GIVEN PROBLEM » Tally the lines that contain "PIPE" and report the total alone.
Start of MATERIALS PROVIDED
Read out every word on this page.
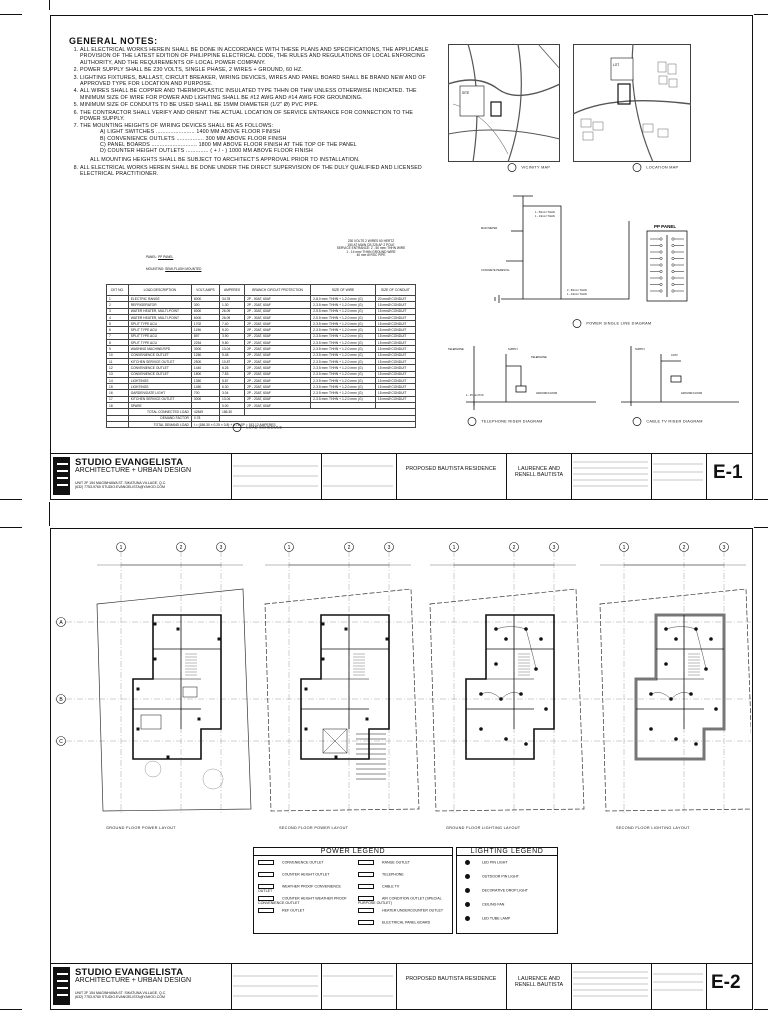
GENERAL NOTES:
1. ALL ELECTRICAL WORKS HEREIN SHALL BE DONE IN ACCORDANCE WITH THESE PLANS AND SPECIFICATIONS, THE APPLICABLE PROVISION OF THE LATEST EDITION OF PHILIPPINE ELECTRICAL CODE, THE RULES AND REGULATIONS OF LOCAL ENFORCING AUTHORITY, AND THE REQUIREMENTS OF LOCAL POWER COMPANY.
2. POWER SUPPLY SHALL BE 230 VOLTS, SINGLE PHASE, 2 WIRES + GROUND, 60 HZ.
3. LIGHTING FIXTURES, BALLAST, CIRCUIT BREAKER, WIRING DEVICES, WIRES AND PANEL BOARD SHALL BE BRAND NEW AND OF APPROVED TYPE FOR LOCATION AND PURPOSE.
4. ALL WIRES SHALL BE COPPER AND THERMOPLASTIC INSULATED TYPE THHN OR THW UNLESS OTHERWISE INDICATED. THE MINIMUM SIZE OF WIRE FOR POWER AND LIGHTING SHALL BE #12 AWG AND #14 AWG FOR GROUNDING.
5. MINIMUM SIZE OF CONDUITS TO BE USED SHALL BE 15MM DIAMETER (1/2" Ø) PVC PIPE.
6. THE CONTRACTOR SHALL VERIFY AND ORIENT THE ACTUAL LOCATION OF SERVICE ENTRANCE FOR CONNECTION TO THE POWER SUPPLY.
7. THE MOUNTING HEIGHTS OF WIRING DEVICES SHALL BE AS FOLLOWS:
A) LIGHT SWITCHES ........................ 1400 MM ABOVE FLOOR FINISH
B) CONVENIENCE OUTLETS ................. 300 MM ABOVE FLOOR FINISH
C) PANEL BOARDS ............................ 1800 MM ABOVE FLOOR FINISH AT THE TOP OF THE PANEL
D) COUNTER HEIGHT OUTLETS .............. ( + / - ) 1000 MM ABOVE FLOOR FINISH
ALL MOUNTING HEIGHTS SHALL BE SUBJECT TO ARCHITECT'S APPROVAL PRIOR TO INSTALLATION.
8. ALL ELECTRICAL WORKS HEREIN SHALL BE DONE UNDER THE DIRECT SUPERVISION OF THE DULY QUALIFIED AND LICENSED ELECTRICAL PRACTITIONER.
PANEL: PP PANEL
MOUNTING: SEMI-FLUSH MOUNTED
230 VOLTS 2 WIRES 60 HERTZ
150 AT MAIN CB 225 AF 2 POLE
SERVICE ENTRANCE: 2 - 50 mm² THHN WIRE
1 - 14 mm² THHN GROUND WIRE
40 mm Ø RSC PIPE
CKT NO.	LOAD DESCRIPTION	VOLT-AMPS	AMPERES	BRANCH CIRCUIT PROTECTION	SIZE OF WIRE	SIZE OF CONDUIT
1	ELECTRIC RANGE	8000	34.78	2P - 50AT, 60AF	2-8.0 mm² THHN + 1-2.0 mm² (G)	20 mmØ CONDUIT
2	REFRIGERATOR	300	1.30	2P - 20AT, 60AF	2-3.5 mm² THHN + 1-2.0 mm² (G)	15 mmØ CONDUIT
3	WATER HEATER, MULTI-POINT	6000	26.09	2P - 30AT, 60AF	2-5.5 mm² THHN + 1-2.0 mm² (G)	15 mmØ CONDUIT
4	WATER HEATER, MULTI-POINT	6000	26.09	2P - 30AT, 60AF	2-5.5 mm² THHN + 1-2.0 mm² (G)	15 mmØ CONDUIT
5	SPLIT TYPE ACU	1702	7.40	2P - 20AT, 60AF	2-3.5 mm² THHN + 1-2.0 mm² (G)	15 mmØ CONDUIT
6	SPLIT TYPE ACU	1196	5.20	2P - 20AT, 60AF	2-3.5 mm² THHN + 1-2.0 mm² (G)	15 mmØ CONDUIT
7	SPLIT TYPE ACU	897	3.90	2P - 20AT, 60AF	2-3.5 mm² THHN + 1-2.0 mm² (G)	15 mmØ CONDUIT
8	SPLIT TYPE ACU	2254	9.80	2P - 20AT, 60AF	2-3.5 mm² THHN + 1-2.0 mm² (G)	15 mmØ CONDUIT
9	WASHING MACHINE/SPD	3000	13.04	2P - 20AT, 60AF	2-3.5 mm² THHN + 1-2.0 mm² (G)	15 mmØ CONDUIT
10	CONVENIENCE OUTLET	1260	5.48	2P - 20AT, 60AF	2-3.5 mm² THHN + 1-2.0 mm² (G)	15 mmØ CONDUIT
11	KITCHEN SERVICE OUTLET	2500	10.87	2P - 20AT, 60AF	2-3.5 mm² THHN + 1-2.0 mm² (G)	15 mmØ CONDUIT
12	CONVENIENCE OUTLET	1440	6.26	2P - 20AT, 60AF	2-3.5 mm² THHN + 1-2.0 mm² (G)	15 mmØ CONDUIT
13	CONVENIENCE OUTLET	1800	7.83	2P - 20AT, 60AF	2-3.5 mm² THHN + 1-2.0 mm² (G)	15 mmØ CONDUIT
14	LIGHTINGS	1350	5.87	2P - 20AT, 60AF	2-3.5 mm² THHN + 1-2.0 mm² (G)	15 mmØ CONDUIT
15	LIGHTINGS	1450	6.30	2P - 20AT, 60AF	2-3.5 mm² THHN + 1-2.0 mm² (G)	15 mmØ CONDUIT
16	GARDEN/GATE LIGHT	700	3.04	2P - 20AT, 60AF	2-3.5 mm² THHN + 1-2.0 mm² (G)	15 mmØ CONDUIT
17	KITCHEN SERVICE OUTLET	3000	13.04	2P - 20AT, 60AF	2-3.5 mm² THHN + 1-2.0 mm² (G)	15 mmØ CONDUIT
18	SPARE		0.00	2P - 20AT, 60AF		
	TOTAL CONNECTED LOAD	42849	186.30			
	DEMAND FACTOR	0.78				
	TOTAL DEMAND LOAD	I = (186.30 × 0.25 × 0.8) + 0.78 SP = 153.12 AMPERES				
LOAD SCHEDULE
SITE
VICINITY MAP
LOT
LOCATION MAP
PP PANEL
1 - 50mm² THHN
1 - 14mm² THHN
2 - 50mm² THHN
1 - 14mm² THHN
CONCRETE PEDESTAL
MAIN METER
POWER SINGLE LINE DIAGRAM
TELEPHONE	SUPPLY
TELEPHONE
1 - 15 mm PVC
GROUND FLOOR
TELEPHONE RISER DIAGRAM
SUPPLY
CATV
GROUND FLOOR
CABLE TV RISER DIAGRAM
STUDIO EVANGELISTA
ARCHITECTURE + URBAN DESIGN
UNIT 2F 154 MAGINHAWA ST. SIKATUNA VILLAGE, Q.C.
(632) 7753-9760 STUDIO.EVANGELISTA@YAHOO.COM
PROPOSED BAUTISTA RESIDENCE	LAURENCE AND RENELL BAUTISTA	E-1
A
B
C
1	2	3	1	2	3	1	2	3	1	2	3
GROUND FLOOR POWER LAYOUT	SECOND FLOOR POWER LAYOUT	GROUND FLOOR LIGHTING LAYOUT	SECOND FLOOR LIGHTING LAYOUT
POWER LEGEND
CONVENIENCE OUTLET
COUNTER HEIGHT OUTLET
WEATHER PROOF CONVENIENCE OUTLET
COUNTER HEIGHT WEATHER PROOF CONVENIENCE OUTLET
REF OUTLET
RANGE OUTLET
TELEPHONE
CABLE TV
AIR CONDITION OUTLET (SPECIAL PURPOSE OUTLET)
HEATER UNDERCOUNTER OUTLET
ELECTRICAL PANEL BOARD
LIGHTING LEGEND
LED PIN LIGHT
OUTDOOR PIN LIGHT
DECORATIVE DROP LIGHT
CEILING FAN
LED TUBE LAMP
STUDIO EVANGELISTA
ARCHITECTURE + URBAN DESIGN
UNIT 2F 154 MAGINHAWA ST. SIKATUNA VILLAGE, Q.C.
(632) 7753-9760 STUDIO.EVANGELISTA@YAHOO.COM
PROPOSED BAUTISTA RESIDENCE	LAURENCE AND RENELL BAUTISTA	E-2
End of MATERIALS PROVIDED
SOLVED PROBLEM » 2